__What to produce__
Copy every line of the listing exactly.

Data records
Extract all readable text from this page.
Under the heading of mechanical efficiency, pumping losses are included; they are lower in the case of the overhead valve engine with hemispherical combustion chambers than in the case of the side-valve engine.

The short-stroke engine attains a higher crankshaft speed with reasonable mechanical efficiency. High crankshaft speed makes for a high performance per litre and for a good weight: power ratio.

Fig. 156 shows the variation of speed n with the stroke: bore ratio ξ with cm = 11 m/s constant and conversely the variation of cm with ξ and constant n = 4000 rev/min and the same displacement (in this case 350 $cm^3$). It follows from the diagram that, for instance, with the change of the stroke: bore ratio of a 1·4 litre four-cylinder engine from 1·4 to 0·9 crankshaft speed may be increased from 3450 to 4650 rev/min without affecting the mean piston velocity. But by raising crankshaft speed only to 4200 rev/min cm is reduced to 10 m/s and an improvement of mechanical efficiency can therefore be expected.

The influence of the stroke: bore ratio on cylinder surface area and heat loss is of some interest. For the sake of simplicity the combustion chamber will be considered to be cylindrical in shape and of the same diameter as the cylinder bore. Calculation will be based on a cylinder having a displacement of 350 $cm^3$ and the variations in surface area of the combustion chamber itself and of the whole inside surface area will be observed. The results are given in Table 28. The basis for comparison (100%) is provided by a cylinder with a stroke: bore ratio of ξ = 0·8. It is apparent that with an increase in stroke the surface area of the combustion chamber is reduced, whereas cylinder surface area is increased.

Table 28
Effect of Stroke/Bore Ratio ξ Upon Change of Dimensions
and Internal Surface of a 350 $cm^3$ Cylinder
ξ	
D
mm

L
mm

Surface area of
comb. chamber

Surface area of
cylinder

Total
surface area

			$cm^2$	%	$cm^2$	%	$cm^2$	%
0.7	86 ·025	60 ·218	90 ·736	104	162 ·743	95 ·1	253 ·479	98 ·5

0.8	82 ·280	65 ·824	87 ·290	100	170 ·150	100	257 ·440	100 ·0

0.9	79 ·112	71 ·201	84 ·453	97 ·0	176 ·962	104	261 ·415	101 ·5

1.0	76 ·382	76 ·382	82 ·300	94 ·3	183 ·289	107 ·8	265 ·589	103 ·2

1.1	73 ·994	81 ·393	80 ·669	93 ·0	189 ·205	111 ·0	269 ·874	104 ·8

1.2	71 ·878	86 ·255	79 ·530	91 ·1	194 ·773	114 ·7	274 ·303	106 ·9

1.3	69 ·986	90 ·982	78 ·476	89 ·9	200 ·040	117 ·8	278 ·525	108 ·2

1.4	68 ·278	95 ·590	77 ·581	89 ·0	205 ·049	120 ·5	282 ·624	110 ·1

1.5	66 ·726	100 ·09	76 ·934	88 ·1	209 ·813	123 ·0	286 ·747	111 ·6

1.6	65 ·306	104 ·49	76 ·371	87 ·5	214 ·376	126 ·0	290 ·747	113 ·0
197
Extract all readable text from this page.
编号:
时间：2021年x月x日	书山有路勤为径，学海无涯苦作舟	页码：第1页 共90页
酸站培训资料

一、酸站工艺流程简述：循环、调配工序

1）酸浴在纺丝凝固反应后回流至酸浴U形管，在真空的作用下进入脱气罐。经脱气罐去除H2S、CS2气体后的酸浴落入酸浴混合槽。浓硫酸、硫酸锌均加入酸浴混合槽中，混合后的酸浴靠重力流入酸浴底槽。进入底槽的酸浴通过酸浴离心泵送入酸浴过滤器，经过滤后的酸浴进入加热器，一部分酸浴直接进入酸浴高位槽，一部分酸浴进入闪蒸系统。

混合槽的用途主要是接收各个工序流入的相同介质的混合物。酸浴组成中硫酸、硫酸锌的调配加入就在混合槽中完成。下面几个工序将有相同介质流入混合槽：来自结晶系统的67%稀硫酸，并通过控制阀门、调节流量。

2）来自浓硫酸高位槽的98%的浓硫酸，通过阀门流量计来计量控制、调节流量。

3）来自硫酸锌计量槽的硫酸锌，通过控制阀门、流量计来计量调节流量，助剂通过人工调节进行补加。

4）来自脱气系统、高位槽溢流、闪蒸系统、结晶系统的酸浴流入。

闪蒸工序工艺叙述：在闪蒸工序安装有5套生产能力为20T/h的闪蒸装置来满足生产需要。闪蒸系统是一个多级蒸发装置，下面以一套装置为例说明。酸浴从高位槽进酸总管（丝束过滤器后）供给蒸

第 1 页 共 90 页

__Answer for this exercise__
Extract all readable text from this page.
Under the heading of mechanical efficiency, pumping losses are included; they are lower in the case of the overhead valve engine with hemispherical combustion chambers than in the case of the side-valve engine.

The short-stroke engine attains a higher crankshaft speed with reasonable mechanical efficiency. High crankshaft speed makes for a high performance per litre and for a good weight: power ratio.

Fig. 156 shows the variation of speed n with the stroke: bore ratio ξ with cm = 11 m/s constant and conversely the variation of cm with ξ and constant n = 4000 rev/min and the same displacement (in this case 350 $cm^3$). It follows from the diagram that, for instance, with the change of the stroke: bore ratio of a 1·4 litre four-cylinder engine from 1·4 to 0·9 crankshaft speed may be increased from 3450 to 4650 rev/min without affecting the mean piston velocity. But by raising crankshaft speed only to 4200 rev/min cm is reduced to 10 m/s and an improvement of mechanical efficiency can therefore be expected.

The influence of the stroke: bore ratio on cylinder surface area and heat loss is of some interest. For the sake of simplicity the combustion chamber will be considered to be cylindrical in shape and of the same diameter as the cylinder bore. Calculation will be based on a cylinder having a displacement of 350 $cm^3$ and the variations in surface area of the combustion chamber itself and of the whole inside surface area will be observed. The results are given in Table 28. The basis for comparison (100%) is provided by a cylinder with a stroke: bore ratio of ξ = 0·8. It is apparent that with an increase in stroke the surface area of the combustion chamber is reduced, whereas cylinder surface area is increased.

Table 28
Effect of Stroke/Bore Ratio ξ Upon Change of Dimensions
and Internal Surface of a 350 $cm^3$ Cylinder
ξ	
D
mm

L
mm

Surface area of
comb. chamber

Surface area of
cylinder

Total
surface area

			$cm^2$	%	$cm^2$	%	$cm^2$	%
0.7	86 ·025	60 ·218	90 ·736	104	162 ·743	95 ·1	253 ·479	98 ·5

0.8	82 ·280	65 ·824	87 ·290	100	170 ·150	100	257 ·440	100 ·0

0.9	79 ·112	71 ·201	84 ·453	97 ·0	176 ·962	104	261 ·415	101 ·5

1.0	76 ·382	76 ·382	82 ·300	94 ·3	183 ·289	107 ·8	265 ·589	103 ·2

1.1	73 ·994	81 ·393	80 ·669	93 ·0	189 ·205	111 ·0	269 ·874	104 ·8

1.2	71 ·878	86 ·255	79 ·530	91 ·1	194 ·773	114 ·7	274 ·303	106 ·9

1.3	69 ·986	90 ·982	78 ·476	89 ·9	200 ·040	117 ·8	278 ·525	108 ·2

1.4	68 ·278	95 ·590	77 ·581	89 ·0	205 ·049	120 ·5	282 ·624	110 ·1

1.5	66 ·726	100 ·09	76 ·934	88 ·1	209 ·813	123 ·0	286 ·747	111 ·6

1.6	65 ·306	104 ·49	76 ·371	87 ·5	214 ·376	126 ·0	290 ·747	113 ·0
197
Extract all readable text from this page.
编号:
时间：2021年x月x日	书山有路勤为径，学海无涯苦作舟	页码：第1页 共90页
酸站培训资料

一、酸站工艺流程简述：循环、调配工序

1）酸浴在纺丝凝固反应后回流至酸浴U形管，在真空的作用下进入脱气罐。经脱气罐去除H2S、CS2气体后的酸浴落入酸浴混合槽。浓硫酸、硫酸锌均加入酸浴混合槽中，混合后的酸浴靠重力流入酸浴底槽。进入底槽的酸浴通过酸浴离心泵送入酸浴过滤器，经过滤后的酸浴进入加热器，一部分酸浴直接进入酸浴高位槽，一部分酸浴进入闪蒸系统。

混合槽的用途主要是接收各个工序流入的相同介质的混合物。酸浴组成中硫酸、硫酸锌的调配加入就在混合槽中完成。下面几个工序将有相同介质流入混合槽：来自结晶系统的67%稀硫酸，并通过控制阀门、调节流量。

2）来自浓硫酸高位槽的98%的浓硫酸，通过阀门流量计来计量控制、调节流量。

3）来自硫酸锌计量槽的硫酸锌，通过控制阀门、流量计来计量调节流量，助剂通过人工调节进行补加。

4）来自脱气系统、高位槽溢流、闪蒸系统、结晶系统的酸浴流入。

闪蒸工序工艺叙述：在闪蒸工序安装有5套生产能力为20T/h的闪蒸装置来满足生产需要。闪蒸系统是一个多级蒸发装置，下面以一套装置为例说明。酸浴从高位槽进酸总管（丝束过滤器后）供给蒸

第 1 页 共 90 页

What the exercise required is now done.